Set problem A
In the article about translating a Dutch novel, reproduce the passage that begins at the words "Recently voted one" and stops after "classic to English.", and swap "translated" for "rendered".
Set problem B
In the article about translating a Dutch novel, in what year was De Avonden originally published?
Set problem C
In the article about translating a Dutch novel, rewrite the paragraph that begins "Victor Schiferli, advisor at the Dutch Foundation" as a short list that keeps its main facts.

Extract to read
+===+

My last article focused on works in translation, and also coincided with an excited email from a contact at the Dutch Foundation for Literature. This highlighted a deal involving UK-based publishing house (and IPR License member) Pushkin Press and the translation of one of the greatest post-war Dutch novels, De Avonden (or The Evenings, originally published in 1947) into English.
Recently voted one of the greatest novels of all time by Dutch readers, The Evenings, written by Gerard Reve, will be translated by the prize-winning Sam Garrett, one of the preeminent translators from Dutch, who is said to have a long-held desire to bring this brilliant modern classic to English.
This is really big news in the Netherlands, even in the mainstream press, but has yet to make anywhere close to the same amount of noise in English language markets. Of course there is a large number of books written in foreign languages that, while fully deserving, have yet to be translated into English. However, for such a highly regarded title as De Avonden, the question that immediately sprang to mind was, "Why did this translation take so long?"
Victor Schiferli, advisor at the Dutch Foundation and a former editor at De Bezige Bij, the publisher of De Avonden, suggested that when this book appeared for the first time, literature in translation was not like it is is today. Which is to say that, although the book has always been a classic and has never gone out of print, many books in translation have had little commercial success. He added that the U.K. has long been a difficult market for books in translation. On a much more positive note though, he pointed out that there now appears to be a growing interest in the classics.

+===+

Material provided
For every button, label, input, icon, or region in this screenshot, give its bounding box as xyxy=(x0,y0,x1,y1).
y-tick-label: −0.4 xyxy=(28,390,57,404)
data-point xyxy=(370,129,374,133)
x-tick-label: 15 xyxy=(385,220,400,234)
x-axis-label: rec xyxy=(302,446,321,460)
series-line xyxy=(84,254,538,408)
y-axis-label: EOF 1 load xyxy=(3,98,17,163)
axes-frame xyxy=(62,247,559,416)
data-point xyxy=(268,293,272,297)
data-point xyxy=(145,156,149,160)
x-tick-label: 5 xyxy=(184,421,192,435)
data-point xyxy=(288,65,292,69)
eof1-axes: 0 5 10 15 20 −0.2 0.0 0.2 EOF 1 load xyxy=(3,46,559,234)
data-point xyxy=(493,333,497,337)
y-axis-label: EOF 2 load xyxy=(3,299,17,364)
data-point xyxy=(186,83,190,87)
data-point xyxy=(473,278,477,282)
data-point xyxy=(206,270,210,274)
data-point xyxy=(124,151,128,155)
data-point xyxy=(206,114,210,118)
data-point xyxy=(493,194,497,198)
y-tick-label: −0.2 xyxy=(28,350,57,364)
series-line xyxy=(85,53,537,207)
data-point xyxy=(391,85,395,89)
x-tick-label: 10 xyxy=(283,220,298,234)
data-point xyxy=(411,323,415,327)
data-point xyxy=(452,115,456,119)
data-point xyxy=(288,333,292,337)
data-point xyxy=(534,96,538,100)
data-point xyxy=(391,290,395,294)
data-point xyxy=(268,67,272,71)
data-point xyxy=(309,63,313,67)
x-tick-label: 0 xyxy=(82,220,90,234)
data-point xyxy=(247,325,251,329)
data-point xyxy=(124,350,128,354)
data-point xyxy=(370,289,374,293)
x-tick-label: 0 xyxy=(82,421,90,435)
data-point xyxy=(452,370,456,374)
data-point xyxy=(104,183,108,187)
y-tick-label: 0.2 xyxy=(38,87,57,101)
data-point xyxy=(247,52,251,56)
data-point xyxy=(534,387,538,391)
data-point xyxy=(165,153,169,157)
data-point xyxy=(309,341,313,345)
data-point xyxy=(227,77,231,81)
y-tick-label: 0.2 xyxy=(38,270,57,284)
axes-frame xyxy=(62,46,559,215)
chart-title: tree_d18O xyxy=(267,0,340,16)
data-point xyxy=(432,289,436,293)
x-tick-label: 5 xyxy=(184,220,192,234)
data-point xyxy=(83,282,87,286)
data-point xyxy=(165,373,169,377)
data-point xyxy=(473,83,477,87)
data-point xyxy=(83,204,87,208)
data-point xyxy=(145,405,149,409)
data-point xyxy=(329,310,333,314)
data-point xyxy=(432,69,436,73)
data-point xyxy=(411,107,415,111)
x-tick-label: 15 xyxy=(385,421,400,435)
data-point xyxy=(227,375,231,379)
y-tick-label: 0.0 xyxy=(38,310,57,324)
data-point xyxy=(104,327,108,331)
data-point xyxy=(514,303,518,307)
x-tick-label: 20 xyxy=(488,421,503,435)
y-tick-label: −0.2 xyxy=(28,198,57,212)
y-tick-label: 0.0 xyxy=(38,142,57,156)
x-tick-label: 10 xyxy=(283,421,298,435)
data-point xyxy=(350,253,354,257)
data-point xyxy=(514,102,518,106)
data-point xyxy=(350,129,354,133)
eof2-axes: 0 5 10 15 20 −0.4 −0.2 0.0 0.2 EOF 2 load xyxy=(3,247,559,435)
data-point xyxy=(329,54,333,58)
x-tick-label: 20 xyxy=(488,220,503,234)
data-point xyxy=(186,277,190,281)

+===+

Complete output A
Recently voted one of the greatest novels of all time by Dutch readers, The Evenings, written by Gerard Reve, will be rendered by the prize-winning Sam Garrett, one of the preeminent translators from Dutch, who is said to have a long-held desire to bring this brilliant modern classic to English.

Complete output B
1947

Complete output C
- Victor Schiferli is an advisor at the Dutch Foundation and a former editor at De Bezige Bij, the publisher of De Avonden.
- He suggested that literature in translation was different when the book first appeared than it is today.
- The book has always been a classic and has never gone out of print, but many books in translation have had little commercial success.
- He said the U.K. has long been a difficult market for books in translation.
- He noted that there now appears to be a growing interest in the classics.